** Start of Extracted material **

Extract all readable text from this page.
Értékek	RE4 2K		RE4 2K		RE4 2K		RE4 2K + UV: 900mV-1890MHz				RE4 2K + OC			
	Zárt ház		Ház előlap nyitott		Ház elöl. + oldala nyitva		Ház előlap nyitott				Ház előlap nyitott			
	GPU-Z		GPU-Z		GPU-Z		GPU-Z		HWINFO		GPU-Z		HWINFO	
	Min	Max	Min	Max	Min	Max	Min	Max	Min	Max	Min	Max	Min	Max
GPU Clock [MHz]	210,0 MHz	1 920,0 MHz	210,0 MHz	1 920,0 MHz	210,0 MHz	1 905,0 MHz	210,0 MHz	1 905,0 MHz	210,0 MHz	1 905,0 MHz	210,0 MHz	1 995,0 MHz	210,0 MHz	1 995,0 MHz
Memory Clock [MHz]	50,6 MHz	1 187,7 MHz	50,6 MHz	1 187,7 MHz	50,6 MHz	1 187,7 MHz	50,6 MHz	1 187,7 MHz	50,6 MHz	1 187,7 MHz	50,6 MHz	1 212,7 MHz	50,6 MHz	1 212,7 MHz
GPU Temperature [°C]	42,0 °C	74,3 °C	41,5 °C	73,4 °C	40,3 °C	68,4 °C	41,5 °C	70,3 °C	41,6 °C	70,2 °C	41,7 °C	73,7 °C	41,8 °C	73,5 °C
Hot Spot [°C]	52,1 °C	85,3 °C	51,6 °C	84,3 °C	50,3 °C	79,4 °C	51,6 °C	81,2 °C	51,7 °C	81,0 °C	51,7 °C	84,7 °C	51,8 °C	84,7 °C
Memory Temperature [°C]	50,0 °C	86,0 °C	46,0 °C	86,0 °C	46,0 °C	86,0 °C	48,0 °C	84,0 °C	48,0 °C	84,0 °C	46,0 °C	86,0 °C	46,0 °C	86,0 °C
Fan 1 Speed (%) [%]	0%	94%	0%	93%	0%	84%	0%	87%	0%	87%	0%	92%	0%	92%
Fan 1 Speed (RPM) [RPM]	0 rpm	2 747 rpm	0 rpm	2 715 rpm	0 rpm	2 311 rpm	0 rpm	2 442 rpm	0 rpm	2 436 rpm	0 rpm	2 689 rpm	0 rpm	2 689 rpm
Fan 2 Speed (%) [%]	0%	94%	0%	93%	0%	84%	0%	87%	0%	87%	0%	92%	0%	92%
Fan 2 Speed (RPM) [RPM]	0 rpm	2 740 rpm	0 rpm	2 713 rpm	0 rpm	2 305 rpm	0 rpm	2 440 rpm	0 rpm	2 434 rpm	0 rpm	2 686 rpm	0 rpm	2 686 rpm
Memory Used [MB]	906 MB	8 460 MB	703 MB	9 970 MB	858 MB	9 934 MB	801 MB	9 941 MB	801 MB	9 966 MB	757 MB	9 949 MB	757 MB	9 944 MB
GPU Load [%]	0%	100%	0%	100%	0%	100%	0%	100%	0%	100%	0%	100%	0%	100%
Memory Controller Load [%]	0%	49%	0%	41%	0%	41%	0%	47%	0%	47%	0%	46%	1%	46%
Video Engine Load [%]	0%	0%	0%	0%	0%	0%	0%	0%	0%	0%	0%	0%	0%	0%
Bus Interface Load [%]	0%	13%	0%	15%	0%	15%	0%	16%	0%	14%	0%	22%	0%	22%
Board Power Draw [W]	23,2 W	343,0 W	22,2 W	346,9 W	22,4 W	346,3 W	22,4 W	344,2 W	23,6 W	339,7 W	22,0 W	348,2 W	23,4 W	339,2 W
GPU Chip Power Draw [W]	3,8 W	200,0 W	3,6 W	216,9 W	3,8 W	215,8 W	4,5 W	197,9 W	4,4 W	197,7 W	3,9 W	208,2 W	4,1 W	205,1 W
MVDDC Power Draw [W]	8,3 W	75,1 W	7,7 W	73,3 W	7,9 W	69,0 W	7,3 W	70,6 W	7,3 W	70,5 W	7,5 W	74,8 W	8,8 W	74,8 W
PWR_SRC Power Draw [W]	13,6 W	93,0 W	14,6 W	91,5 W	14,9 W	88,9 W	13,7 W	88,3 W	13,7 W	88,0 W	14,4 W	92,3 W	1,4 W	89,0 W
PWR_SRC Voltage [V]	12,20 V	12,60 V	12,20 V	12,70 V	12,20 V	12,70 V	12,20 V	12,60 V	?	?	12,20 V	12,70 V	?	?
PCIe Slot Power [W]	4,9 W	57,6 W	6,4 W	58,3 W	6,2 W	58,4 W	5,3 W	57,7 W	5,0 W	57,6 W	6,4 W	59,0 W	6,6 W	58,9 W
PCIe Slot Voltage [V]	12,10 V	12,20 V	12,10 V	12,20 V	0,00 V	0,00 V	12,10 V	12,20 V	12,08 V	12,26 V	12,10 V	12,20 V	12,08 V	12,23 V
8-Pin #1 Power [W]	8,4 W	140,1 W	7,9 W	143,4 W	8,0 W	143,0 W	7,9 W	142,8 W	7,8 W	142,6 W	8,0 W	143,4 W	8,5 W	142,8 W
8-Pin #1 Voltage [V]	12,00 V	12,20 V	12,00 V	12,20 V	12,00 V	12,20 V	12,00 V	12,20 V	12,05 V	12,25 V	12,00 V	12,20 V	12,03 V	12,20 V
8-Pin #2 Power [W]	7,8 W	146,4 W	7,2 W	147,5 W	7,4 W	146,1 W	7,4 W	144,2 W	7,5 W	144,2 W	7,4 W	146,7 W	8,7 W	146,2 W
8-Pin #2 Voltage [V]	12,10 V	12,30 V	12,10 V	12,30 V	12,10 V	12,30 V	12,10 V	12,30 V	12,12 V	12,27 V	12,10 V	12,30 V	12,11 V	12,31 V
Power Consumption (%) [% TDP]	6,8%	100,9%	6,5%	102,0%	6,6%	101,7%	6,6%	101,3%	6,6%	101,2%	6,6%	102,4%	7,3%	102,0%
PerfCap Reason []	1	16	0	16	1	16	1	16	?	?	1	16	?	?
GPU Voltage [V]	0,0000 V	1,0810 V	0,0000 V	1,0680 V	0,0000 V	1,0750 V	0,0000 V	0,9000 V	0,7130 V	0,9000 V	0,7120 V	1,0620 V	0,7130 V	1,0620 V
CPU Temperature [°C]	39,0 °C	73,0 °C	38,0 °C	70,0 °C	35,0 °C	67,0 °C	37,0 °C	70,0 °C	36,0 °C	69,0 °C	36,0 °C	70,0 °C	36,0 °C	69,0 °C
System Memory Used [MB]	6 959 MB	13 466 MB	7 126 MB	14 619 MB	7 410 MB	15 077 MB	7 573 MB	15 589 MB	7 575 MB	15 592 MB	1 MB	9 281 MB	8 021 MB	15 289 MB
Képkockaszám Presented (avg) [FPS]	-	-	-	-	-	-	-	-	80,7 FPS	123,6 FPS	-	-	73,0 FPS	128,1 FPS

** End of Extracted material **

Send back every record, precisely as written.

## Solution for this exercise
Extract all readable text from this page.
Értékek	RE4 2K		RE4 2K		RE4 2K		RE4 2K + UV: 900mV-1890MHz				RE4 2K + OC			
	Zárt ház		Ház előlap nyitott		Ház elöl. + oldala nyitva		Ház előlap nyitott				Ház előlap nyitott			
	GPU-Z		GPU-Z		GPU-Z		GPU-Z		HWINFO		GPU-Z		HWINFO	
	Min	Max	Min	Max	Min	Max	Min	Max	Min	Max	Min	Max	Min	Max
GPU Clock [MHz]	210,0 MHz	1 920,0 MHz	210,0 MHz	1 920,0 MHz	210,0 MHz	1 905,0 MHz	210,0 MHz	1 905,0 MHz	210,0 MHz	1 905,0 MHz	210,0 MHz	1 995,0 MHz	210,0 MHz	1 995,0 MHz
Memory Clock [MHz]	50,6 MHz	1 187,7 MHz	50,6 MHz	1 187,7 MHz	50,6 MHz	1 187,7 MHz	50,6 MHz	1 187,7 MHz	50,6 MHz	1 187,7 MHz	50,6 MHz	1 212,7 MHz	50,6 MHz	1 212,7 MHz
GPU Temperature [°C]	42,0 °C	74,3 °C	41,5 °C	73,4 °C	40,3 °C	68,4 °C	41,5 °C	70,3 °C	41,6 °C	70,2 °C	41,7 °C	73,7 °C	41,8 °C	73,5 °C
Hot Spot [°C]	52,1 °C	85,3 °C	51,6 °C	84,3 °C	50,3 °C	79,4 °C	51,6 °C	81,2 °C	51,7 °C	81,0 °C	51,7 °C	84,7 °C	51,8 °C	84,7 °C
Memory Temperature [°C]	50,0 °C	86,0 °C	46,0 °C	86,0 °C	46,0 °C	86,0 °C	48,0 °C	84,0 °C	48,0 °C	84,0 °C	46,0 °C	86,0 °C	46,0 °C	86,0 °C
Fan 1 Speed (%) [%]	0%	94%	0%	93%	0%	84%	0%	87%	0%	87%	0%	92%	0%	92%
Fan 1 Speed (RPM) [RPM]	0 rpm	2 747 rpm	0 rpm	2 715 rpm	0 rpm	2 311 rpm	0 rpm	2 442 rpm	0 rpm	2 436 rpm	0 rpm	2 689 rpm	0 rpm	2 689 rpm
Fan 2 Speed (%) [%]	0%	94%	0%	93%	0%	84%	0%	87%	0%	87%	0%	92%	0%	92%
Fan 2 Speed (RPM) [RPM]	0 rpm	2 740 rpm	0 rpm	2 713 rpm	0 rpm	2 305 rpm	0 rpm	2 440 rpm	0 rpm	2 434 rpm	0 rpm	2 686 rpm	0 rpm	2 686 rpm
Memory Used [MB]	906 MB	8 460 MB	703 MB	9 970 MB	858 MB	9 934 MB	801 MB	9 941 MB	801 MB	9 966 MB	757 MB	9 949 MB	757 MB	9 944 MB
GPU Load [%]	0%	100%	0%	100%	0%	100%	0%	100%	0%	100%	0%	100%	0%	100%
Memory Controller Load [%]	0%	49%	0%	41%	0%	41%	0%	47%	0%	47%	0%	46%	1%	46%
Video Engine Load [%]	0%	0%	0%	0%	0%	0%	0%	0%	0%	0%	0%	0%	0%	0%
Bus Interface Load [%]	0%	13%	0%	15%	0%	15%	0%	16%	0%	14%	0%	22%	0%	22%
Board Power Draw [W]	23,2 W	343,0 W	22,2 W	346,9 W	22,4 W	346,3 W	22,4 W	344,2 W	23,6 W	339,7 W	22,0 W	348,2 W	23,4 W	339,2 W
GPU Chip Power Draw [W]	3,8 W	200,0 W	3,6 W	216,9 W	3,8 W	215,8 W	4,5 W	197,9 W	4,4 W	197,7 W	3,9 W	208,2 W	4,1 W	205,1 W
MVDDC Power Draw [W]	8,3 W	75,1 W	7,7 W	73,3 W	7,9 W	69,0 W	7,3 W	70,6 W	7,3 W	70,5 W	7,5 W	74,8 W	8,8 W	74,8 W
PWR_SRC Power Draw [W]	13,6 W	93,0 W	14,6 W	91,5 W	14,9 W	88,9 W	13,7 W	88,3 W	13,7 W	88,0 W	14,4 W	92,3 W	1,4 W	89,0 W
PWR_SRC Voltage [V]	12,20 V	12,60 V	12,20 V	12,70 V	12,20 V	12,70 V	12,20 V	12,60 V	?	?	12,20 V	12,70 V	?	?
PCIe Slot Power [W]	4,9 W	57,6 W	6,4 W	58,3 W	6,2 W	58,4 W	5,3 W	57,7 W	5,0 W	57,6 W	6,4 W	59,0 W	6,6 W	58,9 W
PCIe Slot Voltage [V]	12,10 V	12,20 V	12,10 V	12,20 V	0,00 V	0,00 V	12,10 V	12,20 V	12,08 V	12,26 V	12,10 V	12,20 V	12,08 V	12,23 V
8-Pin #1 Power [W]	8,4 W	140,1 W	7,9 W	143,4 W	8,0 W	143,0 W	7,9 W	142,8 W	7,8 W	142,6 W	8,0 W	143,4 W	8,5 W	142,8 W
8-Pin #1 Voltage [V]	12,00 V	12,20 V	12,00 V	12,20 V	12,00 V	12,20 V	12,00 V	12,20 V	12,05 V	12,25 V	12,00 V	12,20 V	12,03 V	12,20 V
8-Pin #2 Power [W]	7,8 W	146,4 W	7,2 W	147,5 W	7,4 W	146,1 W	7,4 W	144,2 W	7,5 W	144,2 W	7,4 W	146,7 W	8,7 W	146,2 W
8-Pin #2 Voltage [V]	12,10 V	12,30 V	12,10 V	12,30 V	12,10 V	12,30 V	12,10 V	12,30 V	12,12 V	12,27 V	12,10 V	12,30 V	12,11 V	12,31 V
Power Consumption (%) [% TDP]	6,8%	100,9%	6,5%	102,0%	6,6%	101,7%	6,6%	101,3%	6,6%	101,2%	6,6%	102,4%	7,3%	102,0%
PerfCap Reason []	1	16	0	16	1	16	1	16	?	?	1	16	?	?
GPU Voltage [V]	0,0000 V	1,0810 V	0,0000 V	1,0680 V	0,0000 V	1,0750 V	0,0000 V	0,9000 V	0,7130 V	0,9000 V	0,7120 V	1,0620 V	0,7130 V	1,0620 V
CPU Temperature [°C]	39,0 °C	73,0 °C	38,0 °C	70,0 °C	35,0 °C	67,0 °C	37,0 °C	70,0 °C	36,0 °C	69,0 °C	36,0 °C	70,0 °C	36,0 °C	69,0 °C
System Memory Used [MB]	6 959 MB	13 466 MB	7 126 MB	14 619 MB	7 410 MB	15 077 MB	7 573 MB	15 589 MB	7 575 MB	15 592 MB	1 MB	9 281 MB	8 021 MB	15 289 MB
Képkockaszám Presented (avg) [FPS]	-	-	-	-	-	-	-	-	80,7 FPS	123,6 FPS	-	-	73,0 FPS	128,1 FPS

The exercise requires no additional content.